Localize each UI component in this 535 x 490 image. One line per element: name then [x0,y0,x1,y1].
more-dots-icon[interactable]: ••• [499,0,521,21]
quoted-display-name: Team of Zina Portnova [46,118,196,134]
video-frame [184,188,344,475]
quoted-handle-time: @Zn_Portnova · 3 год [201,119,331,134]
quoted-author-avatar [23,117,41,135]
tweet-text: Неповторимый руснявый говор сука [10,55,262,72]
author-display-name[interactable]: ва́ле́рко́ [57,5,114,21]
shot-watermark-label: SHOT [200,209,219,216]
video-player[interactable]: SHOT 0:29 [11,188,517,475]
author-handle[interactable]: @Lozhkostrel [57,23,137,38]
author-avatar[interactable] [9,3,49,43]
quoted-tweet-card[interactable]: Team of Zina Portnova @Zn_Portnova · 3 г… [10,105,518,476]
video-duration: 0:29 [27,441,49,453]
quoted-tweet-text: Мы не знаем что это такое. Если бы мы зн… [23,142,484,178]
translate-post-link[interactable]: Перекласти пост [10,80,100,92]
---
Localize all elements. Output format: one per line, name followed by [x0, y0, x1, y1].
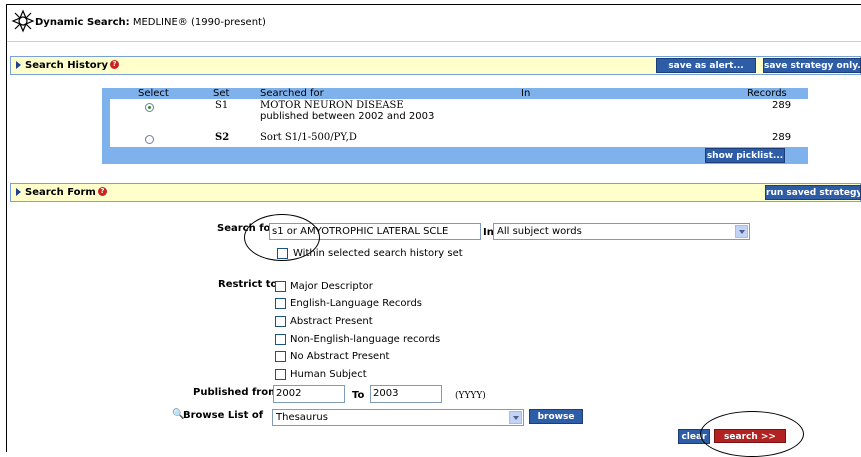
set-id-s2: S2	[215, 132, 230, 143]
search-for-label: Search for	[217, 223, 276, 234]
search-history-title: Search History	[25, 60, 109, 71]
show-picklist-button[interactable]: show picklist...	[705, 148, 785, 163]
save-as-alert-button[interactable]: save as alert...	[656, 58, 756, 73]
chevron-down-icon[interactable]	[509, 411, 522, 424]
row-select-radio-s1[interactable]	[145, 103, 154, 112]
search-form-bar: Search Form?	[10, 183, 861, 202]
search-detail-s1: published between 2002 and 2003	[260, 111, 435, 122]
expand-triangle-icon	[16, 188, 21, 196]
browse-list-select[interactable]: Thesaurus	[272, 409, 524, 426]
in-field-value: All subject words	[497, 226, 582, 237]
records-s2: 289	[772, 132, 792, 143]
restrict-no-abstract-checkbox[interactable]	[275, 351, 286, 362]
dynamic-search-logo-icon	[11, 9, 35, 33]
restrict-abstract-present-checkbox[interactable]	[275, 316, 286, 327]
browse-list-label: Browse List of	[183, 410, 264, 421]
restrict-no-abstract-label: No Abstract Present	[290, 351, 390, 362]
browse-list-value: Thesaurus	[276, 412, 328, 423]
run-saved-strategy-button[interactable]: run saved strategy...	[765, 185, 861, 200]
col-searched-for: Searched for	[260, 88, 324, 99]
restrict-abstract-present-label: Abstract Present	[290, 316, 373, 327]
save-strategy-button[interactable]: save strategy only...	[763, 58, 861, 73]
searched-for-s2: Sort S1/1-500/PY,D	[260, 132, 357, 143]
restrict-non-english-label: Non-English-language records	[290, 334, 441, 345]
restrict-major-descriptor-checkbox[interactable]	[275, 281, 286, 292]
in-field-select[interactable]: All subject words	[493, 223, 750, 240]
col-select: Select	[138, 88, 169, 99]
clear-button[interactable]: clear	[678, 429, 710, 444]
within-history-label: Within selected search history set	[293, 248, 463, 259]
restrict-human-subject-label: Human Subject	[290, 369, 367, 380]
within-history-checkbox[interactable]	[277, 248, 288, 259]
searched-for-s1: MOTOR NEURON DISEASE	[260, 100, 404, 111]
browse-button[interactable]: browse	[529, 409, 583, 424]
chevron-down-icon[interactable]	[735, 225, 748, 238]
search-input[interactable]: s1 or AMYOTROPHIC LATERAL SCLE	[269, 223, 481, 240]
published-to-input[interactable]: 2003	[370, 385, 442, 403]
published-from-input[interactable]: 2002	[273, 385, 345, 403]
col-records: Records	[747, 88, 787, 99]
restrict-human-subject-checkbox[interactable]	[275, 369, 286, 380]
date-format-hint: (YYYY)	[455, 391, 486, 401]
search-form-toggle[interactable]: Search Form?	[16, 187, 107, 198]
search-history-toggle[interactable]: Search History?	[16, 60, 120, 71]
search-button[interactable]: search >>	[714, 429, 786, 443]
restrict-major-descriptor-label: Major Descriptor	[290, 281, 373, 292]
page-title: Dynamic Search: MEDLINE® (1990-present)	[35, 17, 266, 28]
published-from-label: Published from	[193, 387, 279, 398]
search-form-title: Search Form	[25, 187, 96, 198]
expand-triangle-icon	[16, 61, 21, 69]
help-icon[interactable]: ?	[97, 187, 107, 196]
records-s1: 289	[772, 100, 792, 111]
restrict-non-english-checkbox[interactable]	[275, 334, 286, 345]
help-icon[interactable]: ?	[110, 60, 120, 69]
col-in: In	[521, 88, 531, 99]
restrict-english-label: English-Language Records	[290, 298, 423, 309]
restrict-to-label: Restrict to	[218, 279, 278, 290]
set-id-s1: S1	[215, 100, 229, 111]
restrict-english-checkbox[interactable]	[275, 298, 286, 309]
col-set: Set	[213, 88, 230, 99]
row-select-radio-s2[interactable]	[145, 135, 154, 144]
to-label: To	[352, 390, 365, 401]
==
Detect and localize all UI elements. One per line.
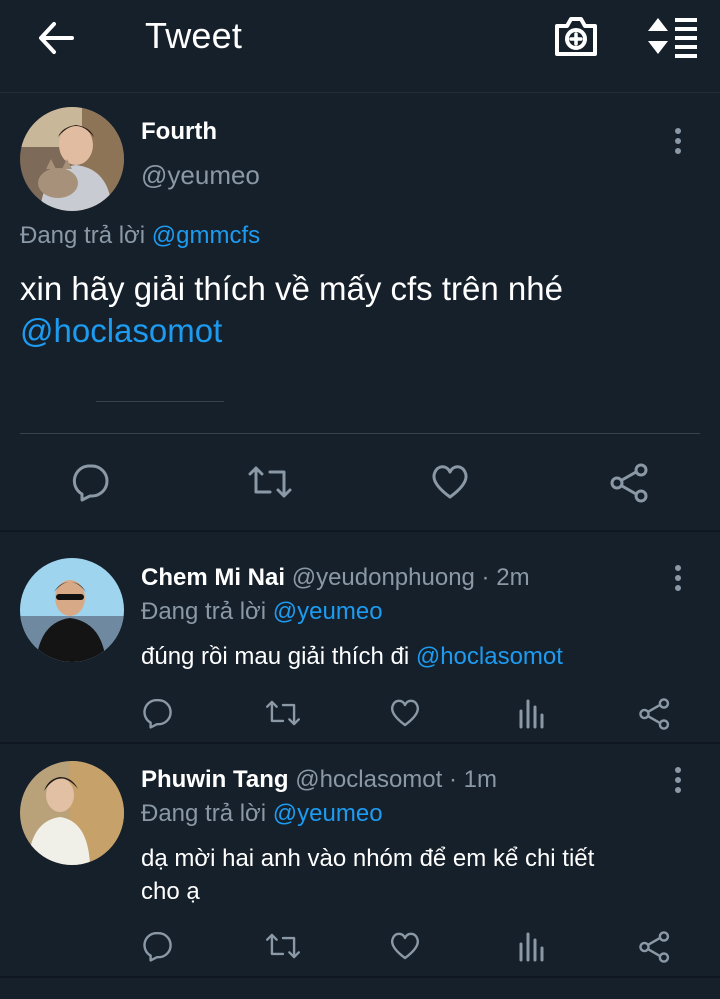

- _GIVEN INSTRUCTION_
Repeat word for word the lines of the records, starting at the line that contains "Localize each UI" and ending at the line that contains "quoted-tweet-card[interactable]: Team of", with both of those lines included.

- _COMPLETED TASK_
Localize each UI component in this 535 x 490 image. One line per element: name then [x0,y0,x1,y1].
more-dots-icon[interactable]: ••• [499,0,521,21]
quoted-display-name: Team of Zina Portnova [46,118,196,134]
video-frame [184,188,344,475]
quoted-handle-time: @Zn_Portnova · 3 год [201,119,331,134]
quoted-author-avatar [23,117,41,135]
tweet-text: Неповторимый руснявый говор сука [10,55,262,72]
author-display-name[interactable]: ва́ле́рко́ [57,5,114,21]
shot-watermark-label: SHOT [200,209,219,216]
video-player[interactable]: SHOT 0:29 [11,188,517,475]
author-handle[interactable]: @Lozhkostrel [57,23,137,38]
author-avatar[interactable] [9,3,49,43]
quoted-tweet-card[interactable]: Team of Zina Portnova @Zn_Portnova · 3 г… [10,105,518,476]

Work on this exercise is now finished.